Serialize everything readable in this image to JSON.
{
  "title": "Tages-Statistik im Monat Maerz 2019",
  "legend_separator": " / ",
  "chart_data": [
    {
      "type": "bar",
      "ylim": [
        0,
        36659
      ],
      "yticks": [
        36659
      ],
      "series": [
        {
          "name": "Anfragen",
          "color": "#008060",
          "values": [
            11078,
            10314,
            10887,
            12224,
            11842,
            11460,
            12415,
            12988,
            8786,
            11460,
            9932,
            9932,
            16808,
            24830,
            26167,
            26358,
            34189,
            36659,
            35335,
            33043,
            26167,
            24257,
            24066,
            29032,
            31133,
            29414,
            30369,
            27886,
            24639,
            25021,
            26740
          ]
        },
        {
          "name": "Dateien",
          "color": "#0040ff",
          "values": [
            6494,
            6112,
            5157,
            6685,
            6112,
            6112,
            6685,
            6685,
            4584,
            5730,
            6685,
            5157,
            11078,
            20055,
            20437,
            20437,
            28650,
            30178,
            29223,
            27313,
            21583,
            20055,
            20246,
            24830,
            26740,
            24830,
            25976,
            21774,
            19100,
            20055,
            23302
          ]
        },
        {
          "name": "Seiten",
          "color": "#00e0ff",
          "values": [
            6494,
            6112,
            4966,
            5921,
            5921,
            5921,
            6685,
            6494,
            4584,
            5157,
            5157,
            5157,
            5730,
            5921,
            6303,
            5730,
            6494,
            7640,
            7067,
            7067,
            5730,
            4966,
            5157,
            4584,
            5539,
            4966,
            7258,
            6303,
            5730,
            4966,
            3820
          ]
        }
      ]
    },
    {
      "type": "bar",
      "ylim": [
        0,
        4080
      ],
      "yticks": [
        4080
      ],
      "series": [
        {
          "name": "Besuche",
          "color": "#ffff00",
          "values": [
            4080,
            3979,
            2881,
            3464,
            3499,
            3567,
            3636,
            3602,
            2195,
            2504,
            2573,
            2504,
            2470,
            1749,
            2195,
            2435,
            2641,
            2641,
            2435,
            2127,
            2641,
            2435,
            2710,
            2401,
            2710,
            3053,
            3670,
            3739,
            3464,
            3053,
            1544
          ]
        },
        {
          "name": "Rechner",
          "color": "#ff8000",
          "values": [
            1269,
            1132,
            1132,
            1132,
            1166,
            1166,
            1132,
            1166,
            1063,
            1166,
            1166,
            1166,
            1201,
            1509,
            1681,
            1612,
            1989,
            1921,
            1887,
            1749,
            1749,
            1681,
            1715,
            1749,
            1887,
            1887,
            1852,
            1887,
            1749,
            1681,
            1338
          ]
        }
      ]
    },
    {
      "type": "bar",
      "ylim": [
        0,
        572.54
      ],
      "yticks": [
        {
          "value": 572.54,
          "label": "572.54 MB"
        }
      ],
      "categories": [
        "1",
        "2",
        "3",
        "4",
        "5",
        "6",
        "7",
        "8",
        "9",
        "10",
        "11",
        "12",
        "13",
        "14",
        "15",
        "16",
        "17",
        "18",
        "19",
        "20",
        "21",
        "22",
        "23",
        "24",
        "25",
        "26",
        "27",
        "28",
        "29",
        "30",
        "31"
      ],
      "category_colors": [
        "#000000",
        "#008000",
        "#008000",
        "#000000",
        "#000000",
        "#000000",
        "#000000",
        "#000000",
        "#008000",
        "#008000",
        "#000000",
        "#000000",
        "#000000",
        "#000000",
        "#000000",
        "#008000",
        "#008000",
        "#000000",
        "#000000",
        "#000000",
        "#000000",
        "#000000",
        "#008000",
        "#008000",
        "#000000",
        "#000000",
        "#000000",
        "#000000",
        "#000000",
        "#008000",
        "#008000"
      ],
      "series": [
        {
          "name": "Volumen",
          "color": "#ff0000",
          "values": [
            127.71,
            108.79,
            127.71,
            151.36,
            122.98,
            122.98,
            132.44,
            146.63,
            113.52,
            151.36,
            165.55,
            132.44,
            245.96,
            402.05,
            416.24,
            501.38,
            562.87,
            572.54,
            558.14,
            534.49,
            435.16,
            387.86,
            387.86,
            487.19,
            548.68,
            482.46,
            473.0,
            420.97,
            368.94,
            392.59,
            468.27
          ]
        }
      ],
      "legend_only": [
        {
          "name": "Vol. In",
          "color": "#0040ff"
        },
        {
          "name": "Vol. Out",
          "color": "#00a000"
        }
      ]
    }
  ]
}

------------

Write out every entry above, word for word.

Answer to the problem:
Serialize everything readable in this image to JSON.
{
  "title": "Tages-Statistik im Monat Maerz 2019",
  "legend_separator": " / ",
  "chart_data": [
    {
      "type": "bar",
      "ylim": [
        0,
        36659
      ],
      "yticks": [
        36659
      ],
      "series": [
        {
          "name": "Anfragen",
          "color": "#008060",
          "values": [
            11078,
            10314,
            10887,
            12224,
            11842,
            11460,
            12415,
            12988,
            8786,
            11460,
            9932,
            9932,
            16808,
            24830,
            26167,
            26358,
            34189,
            36659,
            35335,
            33043,
            26167,
            24257,
            24066,
            29032,
            31133,
            29414,
            30369,
            27886,
            24639,
            25021,
            26740
          ]
        },
        {
          "name": "Dateien",
          "color": "#0040ff",
          "values": [
            6494,
            6112,
            5157,
            6685,
            6112,
            6112,
            6685,
            6685,
            4584,
            5730,
            6685,
            5157,
            11078,
            20055,
            20437,
            20437,
            28650,
            30178,
            29223,
            27313,
            21583,
            20055,
            20246,
            24830,
            26740,
            24830,
            25976,
            21774,
            19100,
            20055,
            23302
          ]
        },
        {
          "name": "Seiten",
          "color": "#00e0ff",
          "values": [
            6494,
            6112,
            4966,
            5921,
            5921,
            5921,
            6685,
            6494,
            4584,
            5157,
            5157,
            5157,
            5730,
            5921,
            6303,
            5730,
            6494,
            7640,
            7067,
            7067,
            5730,
            4966,
            5157,
            4584,
            5539,
            4966,
            7258,
            6303,
            5730,
            4966,
            3820
          ]
        }
      ]
    },
    {
      "type": "bar",
      "ylim": [
        0,
        4080
      ],
      "yticks": [
        4080
      ],
      "series": [
        {
          "name": "Besuche",
          "color": "#ffff00",
          "values": [
            4080,
            3979,
            2881,
            3464,
            3499,
            3567,
            3636,
            3602,
            2195,
            2504,
            2573,
            2504,
            2470,
            1749,
            2195,
            2435,
            2641,
            2641,
            2435,
            2127,
            2641,
            2435,
            2710,
            2401,
            2710,
            3053,
            3670,
            3739,
            3464,
            3053,
            1544
          ]
        },
        {
          "name": "Rechner",
          "color": "#ff8000",
          "values": [
            1269,
            1132,
            1132,
            1132,
            1166,
            1166,
            1132,
            1166,
            1063,
            1166,
            1166,
            1166,
            1201,
            1509,
            1681,
            1612,
            1989,
            1921,
            1887,
            1749,
            1749,
            1681,
            1715,
            1749,
            1887,
            1887,
            1852,
            1887,
            1749,
            1681,
            1338
          ]
        }
      ]
    },
    {
      "type": "bar",
      "ylim": [
        0,
        572.54
      ],
      "yticks": [
        {
          "value": 572.54,
          "label": "572.54 MB"
        }
      ],
      "categories": [
        "1",
        "2",
        "3",
        "4",
        "5",
        "6",
        "7",
        "8",
        "9",
        "10",
        "11",
        "12",
        "13",
        "14",
        "15",
        "16",
        "17",
        "18",
        "19",
        "20",
        "21",
        "22",
        "23",
        "24",
        "25",
        "26",
        "27",
        "28",
        "29",
        "30",
        "31"
      ],
      "category_colors": [
        "#000000",
        "#008000",
        "#008000",
        "#000000",
        "#000000",
        "#000000",
        "#000000",
        "#000000",
        "#008000",
        "#008000",
        "#000000",
        "#000000",
        "#000000",
        "#000000",
        "#000000",
        "#008000",
        "#008000",
        "#000000",
        "#000000",
        "#000000",
        "#000000",
        "#000000",
        "#008000",
        "#008000",
        "#000000",
        "#000000",
        "#000000",
        "#000000",
        "#000000",
        "#008000",
        "#008000"
      ],
      "series": [
        {
          "name": "Volumen",
          "color": "#ff0000",
          "values": [
            127.71,
            108.79,
            127.71,
            151.36,
            122.98,
            122.98,
            132.44,
            146.63,
            113.52,
            151.36,
            165.55,
            132.44,
            245.96,
            402.05,
            416.24,
            501.38,
            562.87,
            572.54,
            558.14,
            534.49,
            435.16,
            387.86,
            387.86,
            487.19,
            548.68,
            482.46,
            473.0,
            420.97,
            368.94,
            392.59,
            468.27
          ]
        }
      ],
      "legend_only": [
        {
          "name": "Vol. In",
          "color": "#0040ff"
        },
        {
          "name": "Vol. Out",
          "color": "#00a000"
        }
      ]
    }
  ]
}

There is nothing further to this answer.